Given problem: Give the number of lines that contain the string "JSON", please, and nothing else.

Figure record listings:
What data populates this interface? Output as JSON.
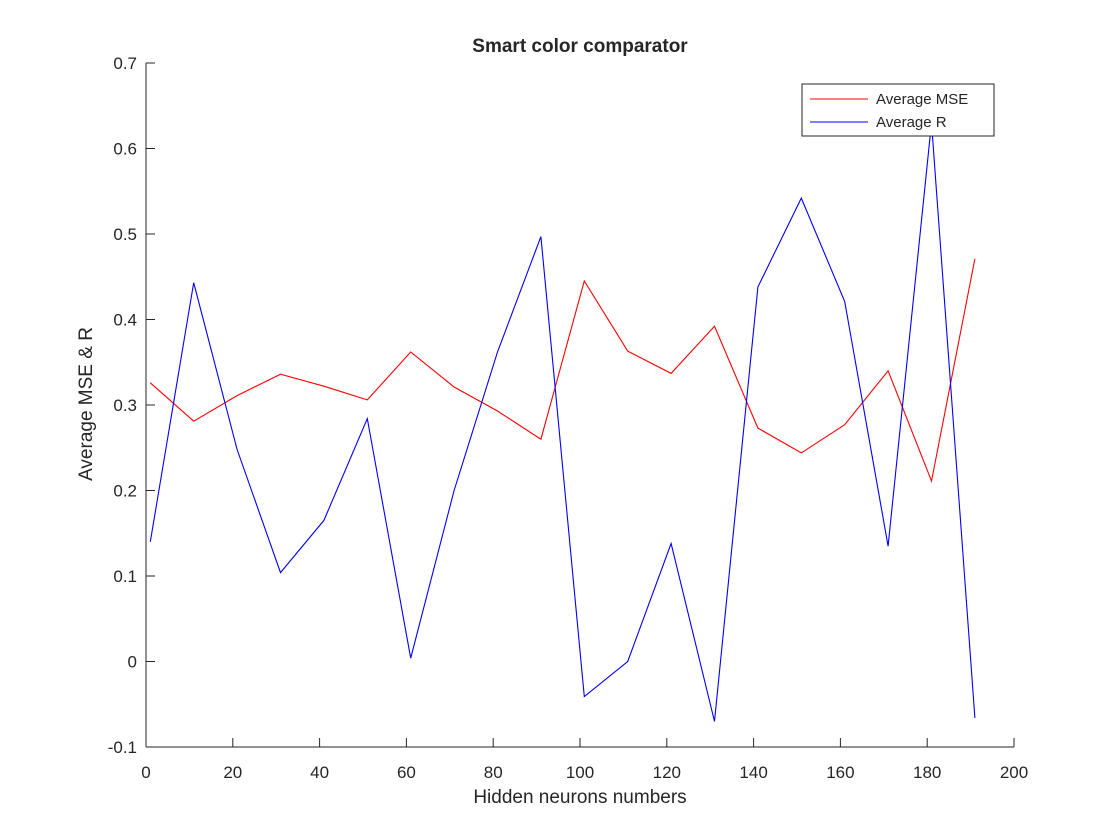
{
  "chart_data": {
    "type": "line",
    "title": "Smart color comparator",
    "xlabel": "Hidden neurons numbers",
    "ylabel": "Average MSE & R",
    "xlim": [
      0,
      200
    ],
    "ylim": [
      -0.1,
      0.7
    ],
    "xticks": [
      "0",
      "20",
      "40",
      "60",
      "80",
      "100",
      "120",
      "140",
      "160",
      "180",
      "200"
    ],
    "yticks": [
      "-0.1",
      "0",
      "0.1",
      "0.2",
      "0.3",
      "0.4",
      "0.5",
      "0.6",
      "0.7"
    ],
    "grid": false,
    "legend_position": "top-right",
    "x": [
      1,
      11,
      21,
      31,
      41,
      51,
      61,
      71,
      81,
      91,
      101,
      111,
      121,
      131,
      141,
      151,
      161,
      171,
      181,
      191
    ],
    "series": [
      {
        "name": "Average MSE",
        "color": "#ff0000",
        "values": [
          0.326,
          0.281,
          0.311,
          0.336,
          0.322,
          0.306,
          0.362,
          0.321,
          0.293,
          0.26,
          0.445,
          0.363,
          0.337,
          0.392,
          0.273,
          0.244,
          0.277,
          0.34,
          0.211,
          0.471
        ]
      },
      {
        "name": "Average R",
        "color": "#0000ff",
        "values": [
          0.14,
          0.443,
          0.248,
          0.104,
          0.165,
          0.284,
          0.004,
          0.2,
          0.362,
          0.497,
          -0.041,
          0.0,
          0.138,
          -0.07,
          0.438,
          0.542,
          0.421,
          0.135,
          0.63,
          -0.066
        ]
      }
    ]
  }
}
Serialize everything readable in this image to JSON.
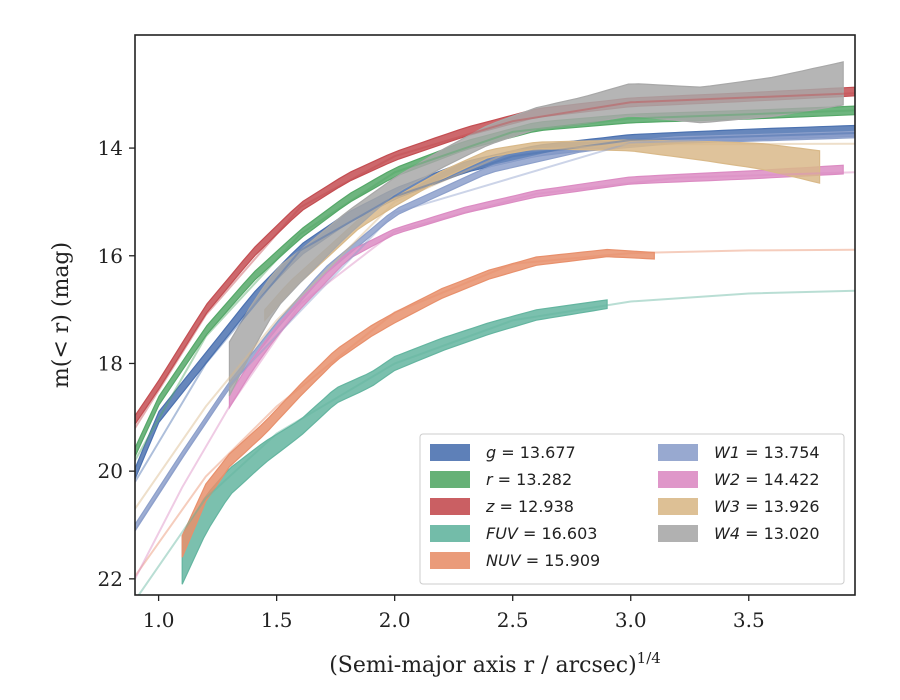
{
  "chart_data": {
    "type": "line",
    "xlabel_main": "(Semi-major axis r / arcsec)",
    "xlabel_exp": "1/4",
    "ylabel": "m(< r) (mag)",
    "xlim": [
      0.9,
      3.95
    ],
    "ylim": [
      22.3,
      11.9
    ],
    "y_inverted": true,
    "grid": false,
    "legend_placement": "bottom-right",
    "legend_columns": 2,
    "xticks": [
      1.0,
      1.5,
      2.0,
      2.5,
      3.0,
      3.5
    ],
    "xtick_labels": [
      "1.0",
      "1.5",
      "2.0",
      "2.5",
      "3.0",
      "3.5"
    ],
    "yticks": [
      14,
      16,
      18,
      20,
      22
    ],
    "ytick_labels": [
      "14",
      "16",
      "18",
      "20",
      "22"
    ],
    "series": [
      {
        "name": "g",
        "legend_value": "13.677",
        "legend_label": "g = 13.677",
        "color": "#4c72b0",
        "data": [
          [
            0.9,
            20.05
          ],
          [
            1.0,
            19.0
          ],
          [
            1.2,
            17.9
          ],
          [
            1.4,
            16.8
          ],
          [
            1.6,
            15.9
          ],
          [
            1.8,
            15.3
          ],
          [
            2.0,
            14.85
          ],
          [
            2.3,
            14.35
          ],
          [
            2.6,
            14.05
          ],
          [
            3.0,
            13.85
          ],
          [
            3.5,
            13.75
          ],
          [
            3.95,
            13.68
          ]
        ],
        "band": [
          [
            0.9,
            0.1
          ],
          [
            3.95,
            0.1
          ]
        ],
        "model": [
          [
            0.9,
            20.2
          ],
          [
            1.2,
            18.0
          ],
          [
            1.6,
            15.9
          ],
          [
            2.0,
            14.9
          ],
          [
            2.5,
            14.15
          ],
          [
            3.0,
            13.85
          ],
          [
            3.95,
            13.72
          ]
        ]
      },
      {
        "name": "r",
        "legend_value": "13.282",
        "legend_label": "r = 13.282",
        "color": "#55a868",
        "data": [
          [
            0.9,
            19.65
          ],
          [
            1.0,
            18.7
          ],
          [
            1.2,
            17.4
          ],
          [
            1.4,
            16.4
          ],
          [
            1.6,
            15.6
          ],
          [
            1.8,
            14.95
          ],
          [
            2.0,
            14.45
          ],
          [
            2.3,
            13.95
          ],
          [
            2.6,
            13.6
          ],
          [
            3.0,
            13.45
          ],
          [
            3.5,
            13.38
          ],
          [
            3.95,
            13.3
          ]
        ],
        "band": [
          [
            0.9,
            0.08
          ],
          [
            3.95,
            0.08
          ]
        ],
        "model": [
          [
            0.9,
            19.8
          ],
          [
            1.2,
            17.5
          ],
          [
            1.6,
            15.6
          ],
          [
            2.0,
            14.45
          ],
          [
            2.5,
            13.7
          ],
          [
            3.0,
            13.45
          ],
          [
            3.95,
            13.3
          ]
        ]
      },
      {
        "name": "z",
        "legend_value": "12.938",
        "legend_label": "z = 12.938",
        "color": "#c44e52",
        "data": [
          [
            0.9,
            19.05
          ],
          [
            1.0,
            18.4
          ],
          [
            1.2,
            17.0
          ],
          [
            1.4,
            15.95
          ],
          [
            1.6,
            15.1
          ],
          [
            1.8,
            14.55
          ],
          [
            2.0,
            14.15
          ],
          [
            2.3,
            13.7
          ],
          [
            2.6,
            13.35
          ],
          [
            3.0,
            13.15
          ],
          [
            3.5,
            13.05
          ],
          [
            3.95,
            12.95
          ]
        ],
        "band": [
          [
            0.9,
            0.08
          ],
          [
            3.95,
            0.08
          ]
        ],
        "model": [
          [
            0.9,
            19.2
          ],
          [
            1.2,
            17.1
          ],
          [
            1.6,
            15.1
          ],
          [
            2.0,
            14.15
          ],
          [
            2.5,
            13.5
          ],
          [
            3.0,
            13.15
          ],
          [
            3.95,
            12.98
          ]
        ]
      },
      {
        "name": "FUV",
        "legend_value": "16.603",
        "legend_label": "FUV = 16.603",
        "color": "#64b5a0",
        "data": [
          [
            1.1,
            21.65
          ],
          [
            1.2,
            20.8
          ],
          [
            1.3,
            20.2
          ],
          [
            1.45,
            19.65
          ],
          [
            1.6,
            19.2
          ],
          [
            1.75,
            18.6
          ],
          [
            1.9,
            18.3
          ],
          [
            2.0,
            18.0
          ],
          [
            2.2,
            17.65
          ],
          [
            2.4,
            17.35
          ],
          [
            2.6,
            17.1
          ],
          [
            2.9,
            16.9
          ]
        ],
        "band": [
          [
            1.1,
            0.45
          ],
          [
            1.3,
            0.25
          ],
          [
            1.6,
            0.15
          ],
          [
            2.9,
            0.08
          ]
        ],
        "model": [
          [
            0.9,
            22.4
          ],
          [
            1.2,
            20.5
          ],
          [
            1.5,
            19.3
          ],
          [
            2.0,
            18.0
          ],
          [
            2.5,
            17.2
          ],
          [
            3.0,
            16.85
          ],
          [
            3.5,
            16.7
          ],
          [
            3.95,
            16.65
          ]
        ]
      },
      {
        "name": "NUV",
        "legend_value": "15.909",
        "legend_label": "NUV = 15.909",
        "color": "#e8906c",
        "data": [
          [
            1.1,
            21.4
          ],
          [
            1.2,
            20.4
          ],
          [
            1.3,
            19.8
          ],
          [
            1.45,
            19.2
          ],
          [
            1.6,
            18.5
          ],
          [
            1.75,
            17.85
          ],
          [
            1.9,
            17.4
          ],
          [
            2.0,
            17.15
          ],
          [
            2.2,
            16.7
          ],
          [
            2.4,
            16.35
          ],
          [
            2.6,
            16.1
          ],
          [
            2.9,
            15.95
          ],
          [
            3.1,
            16.0
          ]
        ],
        "band": [
          [
            1.1,
            0.2
          ],
          [
            1.3,
            0.12
          ],
          [
            3.1,
            0.06
          ]
        ],
        "model": [
          [
            0.9,
            21.95
          ],
          [
            1.2,
            20.1
          ],
          [
            1.5,
            18.8
          ],
          [
            2.0,
            17.05
          ],
          [
            2.5,
            16.15
          ],
          [
            3.0,
            15.95
          ],
          [
            3.5,
            15.9
          ],
          [
            3.95,
            15.89
          ]
        ]
      },
      {
        "name": "W1",
        "legend_value": "13.754",
        "legend_label": "W1 = 13.754",
        "color": "#8da0cb",
        "data": [
          [
            0.9,
            21.05
          ],
          [
            1.1,
            19.7
          ],
          [
            1.3,
            18.4
          ],
          [
            1.5,
            17.3
          ],
          [
            1.7,
            16.3
          ],
          [
            2.0,
            15.2
          ],
          [
            2.4,
            14.4
          ],
          [
            2.8,
            14.0
          ],
          [
            3.2,
            13.85
          ],
          [
            3.6,
            13.8
          ],
          [
            3.95,
            13.75
          ]
        ],
        "band": [
          [
            0.9,
            0.06
          ],
          [
            3.95,
            0.06
          ]
        ],
        "model": [
          [
            0.9,
            21.1
          ],
          [
            1.3,
            18.4
          ],
          [
            2.0,
            15.2
          ],
          [
            3.0,
            13.9
          ],
          [
            3.95,
            13.76
          ]
        ]
      },
      {
        "name": "W2",
        "legend_value": "14.422",
        "legend_label": "W2 = 14.422",
        "color": "#dc8cc3",
        "data": [
          [
            1.3,
            18.7
          ],
          [
            1.4,
            18.0
          ],
          [
            1.5,
            17.4
          ],
          [
            1.6,
            16.9
          ],
          [
            1.8,
            16.0
          ],
          [
            2.0,
            15.55
          ],
          [
            2.3,
            15.15
          ],
          [
            2.6,
            14.85
          ],
          [
            3.0,
            14.6
          ],
          [
            3.5,
            14.5
          ],
          [
            3.9,
            14.4
          ]
        ],
        "band": [
          [
            1.3,
            0.12
          ],
          [
            2.0,
            0.05
          ],
          [
            3.9,
            0.08
          ]
        ],
        "model": [
          [
            0.9,
            22.0
          ],
          [
            1.1,
            20.3
          ],
          [
            1.3,
            18.8
          ],
          [
            1.6,
            16.9
          ],
          [
            2.0,
            15.55
          ],
          [
            2.6,
            14.85
          ],
          [
            3.2,
            14.55
          ],
          [
            3.95,
            14.45
          ]
        ]
      },
      {
        "name": "W3",
        "legend_value": "13.926",
        "legend_label": "W3 = 13.926",
        "color": "#d9b989",
        "data": [
          [
            1.45,
            17.1
          ],
          [
            1.55,
            16.6
          ],
          [
            1.7,
            16.0
          ],
          [
            1.85,
            15.4
          ],
          [
            2.0,
            15.0
          ],
          [
            2.2,
            14.5
          ],
          [
            2.4,
            14.1
          ],
          [
            2.6,
            13.95
          ],
          [
            3.0,
            13.95
          ],
          [
            3.3,
            14.05
          ],
          [
            3.55,
            14.15
          ],
          [
            3.8,
            14.35
          ]
        ],
        "band": [
          [
            1.45,
            0.1
          ],
          [
            2.6,
            0.06
          ],
          [
            3.0,
            0.1
          ],
          [
            3.4,
            0.2
          ],
          [
            3.8,
            0.3
          ]
        ],
        "model": [
          [
            0.9,
            20.7
          ],
          [
            1.2,
            18.8
          ],
          [
            1.5,
            17.2
          ],
          [
            2.0,
            15.0
          ],
          [
            2.5,
            14.05
          ],
          [
            3.0,
            13.93
          ],
          [
            3.95,
            13.92
          ]
        ]
      },
      {
        "name": "W4",
        "legend_value": "13.020",
        "legend_label": "W4 = 13.020",
        "color": "#a8a8a8",
        "data": [
          [
            1.3,
            18.1
          ],
          [
            1.4,
            17.3
          ],
          [
            1.5,
            16.6
          ],
          [
            1.65,
            16.0
          ],
          [
            1.8,
            15.4
          ],
          [
            2.0,
            14.7
          ],
          [
            2.2,
            14.2
          ],
          [
            2.4,
            13.75
          ],
          [
            2.6,
            13.45
          ],
          [
            2.8,
            13.3
          ],
          [
            3.0,
            13.1
          ],
          [
            3.3,
            13.2
          ],
          [
            3.6,
            13.05
          ],
          [
            3.9,
            12.8
          ]
        ],
        "band": [
          [
            1.3,
            0.5
          ],
          [
            1.6,
            0.3
          ],
          [
            2.0,
            0.15
          ],
          [
            2.6,
            0.2
          ],
          [
            3.0,
            0.3
          ],
          [
            3.5,
            0.35
          ],
          [
            3.9,
            0.4
          ]
        ],
        "model": []
      }
    ]
  }
}
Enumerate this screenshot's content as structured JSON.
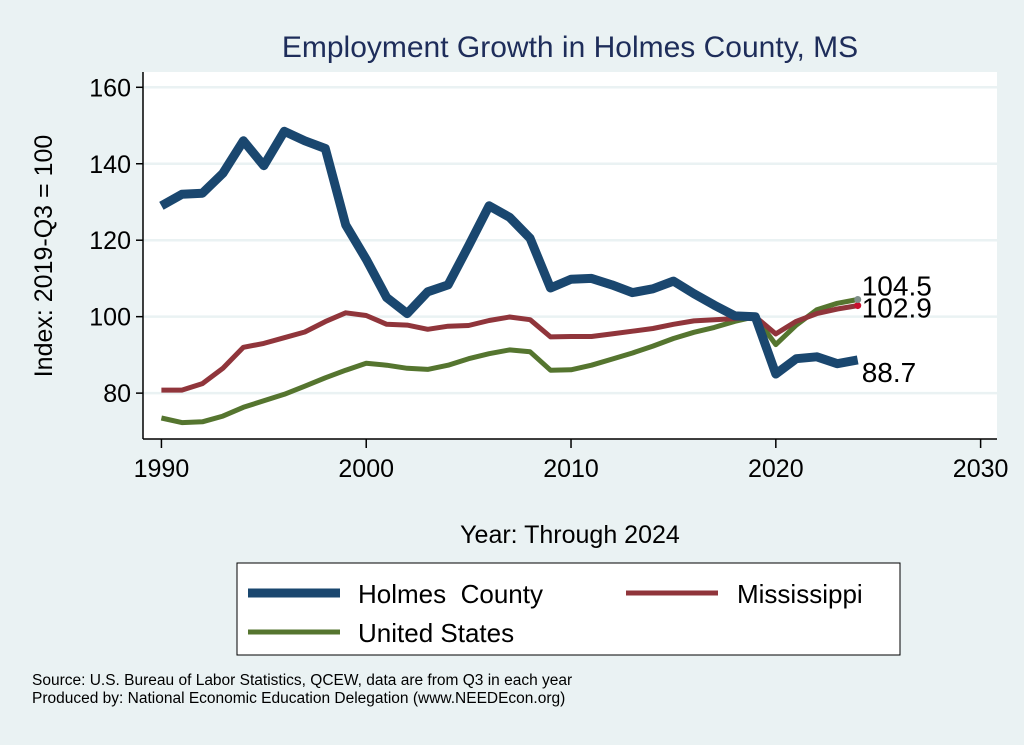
{
  "chart_data": {
    "type": "line",
    "title": "Employment Growth in Holmes County, MS",
    "xlabel": "Year: Through 2024",
    "ylabel": "Index: 2019-Q3 = 100",
    "xlim": [
      1989.1,
      2030.8
    ],
    "ylim": [
      68,
      164
    ],
    "xticks": [
      1990,
      2000,
      2010,
      2020,
      2030
    ],
    "yticks": [
      80,
      100,
      120,
      140,
      160
    ],
    "grid": "horizontal",
    "legend_placement": "bottom",
    "x": [
      1990,
      1991,
      1992,
      1993,
      1994,
      1995,
      1996,
      1997,
      1998,
      1999,
      2000,
      2001,
      2002,
      2003,
      2004,
      2005,
      2006,
      2007,
      2008,
      2009,
      2010,
      2011,
      2012,
      2013,
      2014,
      2015,
      2016,
      2017,
      2018,
      2019,
      2020,
      2021,
      2022,
      2023,
      2024
    ],
    "series": [
      {
        "name": "Holmes  County",
        "color": "#1a476f",
        "width": 9,
        "values": [
          129,
          132,
          132.3,
          137.5,
          146,
          139.5,
          148.5,
          146,
          144,
          124,
          115,
          105,
          100.8,
          106.5,
          108.3,
          118.5,
          129,
          126,
          120.5,
          107.5,
          109.8,
          110,
          108.3,
          106.3,
          107.3,
          109.3,
          106,
          103,
          100.2,
          100,
          85,
          89,
          89.5,
          87.7,
          88.7
        ],
        "end_label": "88.7"
      },
      {
        "name": "Mississippi",
        "color": "#90353b",
        "width": 5,
        "values": [
          80.8,
          80.8,
          82.5,
          86.5,
          92,
          93,
          94.5,
          96,
          98.7,
          101,
          100.3,
          98,
          97.8,
          96.7,
          97.5,
          97.7,
          99,
          99.9,
          99.2,
          94.7,
          94.8,
          94.8,
          95.5,
          96.2,
          96.9,
          98,
          98.9,
          99.2,
          99.5,
          100,
          95.5,
          98.8,
          100.8,
          102,
          102.9
        ],
        "end_label": "102.9",
        "end_dot_color": "#c8102e"
      },
      {
        "name": "United States",
        "color": "#55752f",
        "width": 5,
        "values": [
          73.5,
          72.3,
          72.5,
          74,
          76.3,
          78,
          79.7,
          81.8,
          84,
          86,
          87.8,
          87.3,
          86.5,
          86.2,
          87.3,
          89,
          90.3,
          91.3,
          90.8,
          86,
          86.1,
          87.3,
          88.9,
          90.5,
          92.3,
          94.3,
          95.9,
          97.2,
          98.8,
          100,
          92.7,
          97.8,
          101.8,
          103.5,
          104.5
        ],
        "end_label": "104.5",
        "end_dot_color": "#7f8f8a"
      }
    ]
  },
  "notes": {
    "source": "Source: U.S. Bureau of Labor Statistics, QCEW, data are from Q3 in each year",
    "produced": "Produced by: National Economic Education Delegation (www.NEEDEcon.org)"
  },
  "colors": {
    "background": "#eaf2f3",
    "plot_background": "#ffffff",
    "title": "#1e2d5a",
    "grid": "#eaf2f3"
  }
}
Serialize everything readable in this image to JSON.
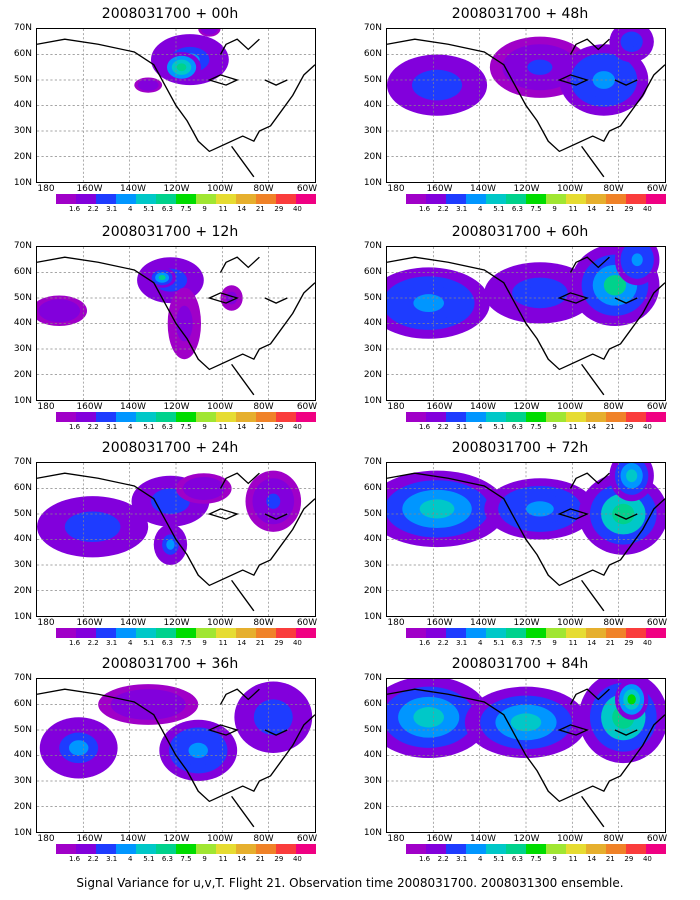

Solution to this problem: 4